--- Task objective ---
Your task is to reproduce the material exactly.

Records from a data collection:
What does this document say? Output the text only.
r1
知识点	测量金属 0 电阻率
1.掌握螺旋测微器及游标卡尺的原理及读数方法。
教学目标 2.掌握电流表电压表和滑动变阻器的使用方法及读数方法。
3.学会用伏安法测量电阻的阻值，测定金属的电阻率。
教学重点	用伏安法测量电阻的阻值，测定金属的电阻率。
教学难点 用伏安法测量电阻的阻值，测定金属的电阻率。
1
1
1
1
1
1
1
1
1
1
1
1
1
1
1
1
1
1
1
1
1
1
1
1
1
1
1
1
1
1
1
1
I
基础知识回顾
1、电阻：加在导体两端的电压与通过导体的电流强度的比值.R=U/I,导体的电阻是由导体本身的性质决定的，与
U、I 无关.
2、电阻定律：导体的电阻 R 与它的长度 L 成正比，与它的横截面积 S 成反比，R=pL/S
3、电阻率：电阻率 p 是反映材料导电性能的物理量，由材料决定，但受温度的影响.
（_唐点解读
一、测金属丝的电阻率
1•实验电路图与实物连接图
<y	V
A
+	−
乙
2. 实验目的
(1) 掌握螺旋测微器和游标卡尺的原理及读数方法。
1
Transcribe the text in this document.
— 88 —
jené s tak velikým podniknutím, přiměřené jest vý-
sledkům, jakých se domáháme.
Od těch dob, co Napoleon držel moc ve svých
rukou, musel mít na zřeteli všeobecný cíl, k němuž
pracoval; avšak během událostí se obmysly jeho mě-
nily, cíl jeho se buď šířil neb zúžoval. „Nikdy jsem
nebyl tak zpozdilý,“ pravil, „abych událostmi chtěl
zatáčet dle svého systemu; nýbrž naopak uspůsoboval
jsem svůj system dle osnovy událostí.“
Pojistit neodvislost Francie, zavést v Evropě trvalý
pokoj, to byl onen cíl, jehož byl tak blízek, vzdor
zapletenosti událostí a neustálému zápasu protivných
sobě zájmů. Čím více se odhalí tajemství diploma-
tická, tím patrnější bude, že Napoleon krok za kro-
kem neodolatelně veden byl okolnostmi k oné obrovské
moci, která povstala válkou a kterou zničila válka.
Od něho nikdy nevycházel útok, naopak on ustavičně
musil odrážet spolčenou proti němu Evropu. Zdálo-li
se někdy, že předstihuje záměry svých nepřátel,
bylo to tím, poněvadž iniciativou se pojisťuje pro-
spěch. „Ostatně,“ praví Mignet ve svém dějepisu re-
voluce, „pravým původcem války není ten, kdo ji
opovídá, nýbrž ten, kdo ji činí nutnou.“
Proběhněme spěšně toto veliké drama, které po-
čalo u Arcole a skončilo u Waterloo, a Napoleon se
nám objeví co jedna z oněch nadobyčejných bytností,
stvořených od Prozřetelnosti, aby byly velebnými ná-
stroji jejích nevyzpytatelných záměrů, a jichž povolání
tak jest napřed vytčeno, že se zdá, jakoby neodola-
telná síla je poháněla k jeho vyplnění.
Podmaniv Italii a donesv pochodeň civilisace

--- Reply to the exercise ---
What does this document say? Output the text only.
r1
知识点	测量金属 0 电阻率
1.掌握螺旋测微器及游标卡尺的原理及读数方法。
教学目标 2.掌握电流表电压表和滑动变阻器的使用方法及读数方法。
3.学会用伏安法测量电阻的阻值，测定金属的电阻率。
教学重点	用伏安法测量电阻的阻值，测定金属的电阻率。
教学难点 用伏安法测量电阻的阻值，测定金属的电阻率。
1
1
1
1
1
1
1
1
1
1
1
1
1
1
1
1
1
1
1
1
1
1
1
1
1
1
1
1
1
1
1
1
I
基础知识回顾
1、电阻：加在导体两端的电压与通过导体的电流强度的比值.R=U/I,导体的电阻是由导体本身的性质决定的，与
U、I 无关.
2、电阻定律：导体的电阻 R 与它的长度 L 成正比，与它的横截面积 S 成反比，R=pL/S
3、电阻率：电阻率 p 是反映材料导电性能的物理量，由材料决定，但受温度的影响.
（_唐点解读
一、测金属丝的电阻率
1•实验电路图与实物连接图
<y	V
A
+	−
乙
2. 实验目的
(1) 掌握螺旋测微器和游标卡尺的原理及读数方法。
1
Transcribe the text in this document.
— 88 —
jené s tak velikým podniknutím, přiměřené jest vý-
sledkům, jakých se domáháme.
Od těch dob, co Napoleon držel moc ve svých
rukou, musel mít na zřeteli všeobecný cíl, k němuž
pracoval; avšak během událostí se obmysly jeho mě-
nily, cíl jeho se buď šířil neb zúžoval. „Nikdy jsem
nebyl tak zpozdilý,“ pravil, „abych událostmi chtěl
zatáčet dle svého systemu; nýbrž naopak uspůsoboval
jsem svůj system dle osnovy událostí.“
Pojistit neodvislost Francie, zavést v Evropě trvalý
pokoj, to byl onen cíl, jehož byl tak blízek, vzdor
zapletenosti událostí a neustálému zápasu protivných
sobě zájmů. Čím více se odhalí tajemství diploma-
tická, tím patrnější bude, že Napoleon krok za kro-
kem neodolatelně veden byl okolnostmi k oné obrovské
moci, která povstala válkou a kterou zničila válka.
Od něho nikdy nevycházel útok, naopak on ustavičně
musil odrážet spolčenou proti němu Evropu. Zdálo-li
se někdy, že předstihuje záměry svých nepřátel,
bylo to tím, poněvadž iniciativou se pojisťuje pro-
spěch. „Ostatně,“ praví Mignet ve svém dějepisu re-
voluce, „pravým původcem války není ten, kdo ji
opovídá, nýbrž ten, kdo ji činí nutnou.“
Proběhněme spěšně toto veliké drama, které po-
čalo u Arcole a skončilo u Waterloo, a Napoleon se
nám objeví co jedna z oněch nadobyčejných bytností,
stvořených od Prozřetelnosti, aby byly velebnými ná-
stroji jejích nevyzpytatelných záměrů, a jichž povolání
tak jest napřed vytčeno, že se zdá, jakoby neodola-
telná síla je poháněla k jeho vyplnění.
Podmaniv Italii a donesv pochodeň civilisace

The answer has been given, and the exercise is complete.